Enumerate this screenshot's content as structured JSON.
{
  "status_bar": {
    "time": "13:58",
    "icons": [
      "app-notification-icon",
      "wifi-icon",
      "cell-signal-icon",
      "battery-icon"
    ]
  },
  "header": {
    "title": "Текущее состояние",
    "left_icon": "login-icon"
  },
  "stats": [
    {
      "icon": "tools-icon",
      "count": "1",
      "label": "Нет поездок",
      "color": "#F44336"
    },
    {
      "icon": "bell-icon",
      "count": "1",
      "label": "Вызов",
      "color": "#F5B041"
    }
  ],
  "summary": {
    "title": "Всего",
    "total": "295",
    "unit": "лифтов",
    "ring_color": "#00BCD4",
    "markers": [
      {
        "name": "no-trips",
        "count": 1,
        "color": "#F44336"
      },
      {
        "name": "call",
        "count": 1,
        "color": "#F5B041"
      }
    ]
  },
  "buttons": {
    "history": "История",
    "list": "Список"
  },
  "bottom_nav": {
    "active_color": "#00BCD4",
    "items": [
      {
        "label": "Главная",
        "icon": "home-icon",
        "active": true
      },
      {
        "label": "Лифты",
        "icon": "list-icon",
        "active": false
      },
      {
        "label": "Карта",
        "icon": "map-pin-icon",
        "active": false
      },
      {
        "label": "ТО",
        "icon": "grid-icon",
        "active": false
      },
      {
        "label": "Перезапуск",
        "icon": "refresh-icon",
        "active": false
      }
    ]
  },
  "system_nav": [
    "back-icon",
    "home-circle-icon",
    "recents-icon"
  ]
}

______________________________

EXERCISE DETAILS
Retype all of the entries precisely as they are.

WRITTEN RESPONSE
Enumerate this screenshot's content as structured JSON.
{
  "status_bar": {
    "time": "13:58",
    "icons": [
      "app-notification-icon",
      "wifi-icon",
      "cell-signal-icon",
      "battery-icon"
    ]
  },
  "header": {
    "title": "Текущее состояние",
    "left_icon": "login-icon"
  },
  "stats": [
    {
      "icon": "tools-icon",
      "count": "1",
      "label": "Нет поездок",
      "color": "#F44336"
    },
    {
      "icon": "bell-icon",
      "count": "1",
      "label": "Вызов",
      "color": "#F5B041"
    }
  ],
  "summary": {
    "title": "Всего",
    "total": "295",
    "unit": "лифтов",
    "ring_color": "#00BCD4",
    "markers": [
      {
        "name": "no-trips",
        "count": 1,
        "color": "#F44336"
      },
      {
        "name": "call",
        "count": 1,
        "color": "#F5B041"
      }
    ]
  },
  "buttons": {
    "history": "История",
    "list": "Список"
  },
  "bottom_nav": {
    "active_color": "#00BCD4",
    "items": [
      {
        "label": "Главная",
        "icon": "home-icon",
        "active": true
      },
      {
        "label": "Лифты",
        "icon": "list-icon",
        "active": false
      },
      {
        "label": "Карта",
        "icon": "map-pin-icon",
        "active": false
      },
      {
        "label": "ТО",
        "icon": "grid-icon",
        "active": false
      },
      {
        "label": "Перезапуск",
        "icon": "refresh-icon",
        "active": false
      }
    ]
  },
  "system_nav": [
    "back-icon",
    "home-circle-icon",
    "recents-icon"
  ]
}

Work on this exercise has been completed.